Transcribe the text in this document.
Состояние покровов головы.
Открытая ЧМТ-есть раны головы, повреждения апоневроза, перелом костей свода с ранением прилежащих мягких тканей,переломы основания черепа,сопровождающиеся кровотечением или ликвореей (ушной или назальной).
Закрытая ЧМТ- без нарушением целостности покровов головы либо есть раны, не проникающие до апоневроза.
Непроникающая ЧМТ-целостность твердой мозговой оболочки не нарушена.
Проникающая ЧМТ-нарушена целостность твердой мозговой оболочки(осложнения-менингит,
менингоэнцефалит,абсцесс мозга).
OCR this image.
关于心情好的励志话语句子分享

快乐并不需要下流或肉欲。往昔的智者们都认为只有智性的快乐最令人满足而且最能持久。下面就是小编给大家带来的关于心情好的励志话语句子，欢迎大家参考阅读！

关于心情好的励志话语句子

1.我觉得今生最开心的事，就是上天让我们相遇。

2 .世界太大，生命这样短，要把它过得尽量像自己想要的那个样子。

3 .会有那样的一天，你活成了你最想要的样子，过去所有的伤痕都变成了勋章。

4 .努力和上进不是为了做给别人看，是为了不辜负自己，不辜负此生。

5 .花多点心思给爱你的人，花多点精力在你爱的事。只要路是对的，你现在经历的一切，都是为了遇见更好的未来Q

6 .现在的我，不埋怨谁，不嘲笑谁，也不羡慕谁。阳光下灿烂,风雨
◆ ◆ ◆
Work to do:
Exactly as shown above, return every record.

Output for this task:
Transcribe the text in this document.
Состояние покровов головы.
Открытая ЧМТ-есть раны головы, повреждения апоневроза, перелом костей свода с ранением прилежащих мягких тканей,переломы основания черепа,сопровождающиеся кровотечением или ликвореей (ушной или назальной).
Закрытая ЧМТ- без нарушением целостности покровов головы либо есть раны, не проникающие до апоневроза.
Непроникающая ЧМТ-целостность твердой мозговой оболочки не нарушена.
Проникающая ЧМТ-нарушена целостность твердой мозговой оболочки(осложнения-менингит,
менингоэнцефалит,абсцесс мозга).
OCR this image.
关于心情好的励志话语句子分享

快乐并不需要下流或肉欲。往昔的智者们都认为只有智性的快乐最令人满足而且最能持久。下面就是小编给大家带来的关于心情好的励志话语句子，欢迎大家参考阅读！

关于心情好的励志话语句子

1.我觉得今生最开心的事，就是上天让我们相遇。

2 .世界太大，生命这样短，要把它过得尽量像自己想要的那个样子。

3 .会有那样的一天，你活成了你最想要的样子，过去所有的伤痕都变成了勋章。

4 .努力和上进不是为了做给别人看，是为了不辜负自己，不辜负此生。

5 .花多点心思给爱你的人，花多点精力在你爱的事。只要路是对的，你现在经历的一切，都是为了遇见更好的未来Q

6 .现在的我，不埋怨谁，不嘲笑谁，也不羡慕谁。阳光下灿烂,风雨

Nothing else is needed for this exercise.